►
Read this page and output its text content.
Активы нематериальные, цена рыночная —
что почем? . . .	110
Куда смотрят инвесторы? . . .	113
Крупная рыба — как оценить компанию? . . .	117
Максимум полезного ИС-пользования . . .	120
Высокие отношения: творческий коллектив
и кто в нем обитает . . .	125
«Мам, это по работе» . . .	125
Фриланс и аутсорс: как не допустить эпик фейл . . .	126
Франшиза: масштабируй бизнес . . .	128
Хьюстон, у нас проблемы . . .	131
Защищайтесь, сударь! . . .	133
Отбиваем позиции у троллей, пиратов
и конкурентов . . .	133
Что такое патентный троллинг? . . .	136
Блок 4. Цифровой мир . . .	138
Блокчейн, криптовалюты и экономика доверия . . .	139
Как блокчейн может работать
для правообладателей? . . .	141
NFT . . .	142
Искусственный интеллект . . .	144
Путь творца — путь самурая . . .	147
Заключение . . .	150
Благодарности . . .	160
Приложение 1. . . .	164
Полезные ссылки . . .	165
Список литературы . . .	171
◄
** Instructions to follow **
Repeat the listing exactly, from its first line to its last.

** Worked answer **
Read this page and output its text content.
Активы нематериальные, цена рыночная —
что почем? . . .	110
Куда смотрят инвесторы? . . .	113
Крупная рыба — как оценить компанию? . . .	117
Максимум полезного ИС-пользования . . .	120
Высокие отношения: творческий коллектив
и кто в нем обитает . . .	125
«Мам, это по работе» . . .	125
Фриланс и аутсорс: как не допустить эпик фейл . . .	126
Франшиза: масштабируй бизнес . . .	128
Хьюстон, у нас проблемы . . .	131
Защищайтесь, сударь! . . .	133
Отбиваем позиции у троллей, пиратов
и конкурентов . . .	133
Что такое патентный троллинг? . . .	136
Блок 4. Цифровой мир . . .	138
Блокчейн, криптовалюты и экономика доверия . . .	139
Как блокчейн может работать
для правообладателей? . . .	141
NFT . . .	142
Искусственный интеллект . . .	144
Путь творца — путь самурая . . .	147
Заключение . . .	150
Благодарности . . .	160
Приложение 1. . . .	164
Полезные ссылки . . .	165
Список литературы . . .	171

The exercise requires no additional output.